Direction: Filter out everything except lines holding "welcomeResponseForWebchat".

Source records:

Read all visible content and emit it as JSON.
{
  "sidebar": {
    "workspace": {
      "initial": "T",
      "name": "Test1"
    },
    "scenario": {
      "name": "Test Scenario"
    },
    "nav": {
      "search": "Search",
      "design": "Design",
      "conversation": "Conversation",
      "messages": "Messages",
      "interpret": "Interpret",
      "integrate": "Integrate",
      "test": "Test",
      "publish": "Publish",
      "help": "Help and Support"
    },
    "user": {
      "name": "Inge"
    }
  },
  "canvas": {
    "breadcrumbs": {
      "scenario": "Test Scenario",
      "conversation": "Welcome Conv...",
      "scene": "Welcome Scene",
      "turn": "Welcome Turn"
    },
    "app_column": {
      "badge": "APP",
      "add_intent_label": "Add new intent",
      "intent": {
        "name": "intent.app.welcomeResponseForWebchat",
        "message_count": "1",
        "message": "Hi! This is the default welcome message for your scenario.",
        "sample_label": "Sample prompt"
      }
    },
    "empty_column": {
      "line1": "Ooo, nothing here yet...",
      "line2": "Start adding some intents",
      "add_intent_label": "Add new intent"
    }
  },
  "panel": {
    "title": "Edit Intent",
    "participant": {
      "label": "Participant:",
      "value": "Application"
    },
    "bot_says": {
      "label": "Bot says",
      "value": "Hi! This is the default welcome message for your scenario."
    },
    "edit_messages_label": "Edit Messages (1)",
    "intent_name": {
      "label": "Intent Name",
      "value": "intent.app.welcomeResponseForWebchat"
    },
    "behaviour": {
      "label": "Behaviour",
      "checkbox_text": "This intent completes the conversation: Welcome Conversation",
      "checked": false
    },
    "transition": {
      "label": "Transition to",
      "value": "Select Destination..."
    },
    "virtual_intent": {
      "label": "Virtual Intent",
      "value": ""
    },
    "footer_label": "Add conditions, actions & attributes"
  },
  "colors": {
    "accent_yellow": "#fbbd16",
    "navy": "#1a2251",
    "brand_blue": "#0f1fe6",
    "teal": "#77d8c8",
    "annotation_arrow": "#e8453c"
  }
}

Answer:
        "name": "intent.app.welcomeResponseForWebchat",
      "value": "intent.app.welcomeResponseForWebchat"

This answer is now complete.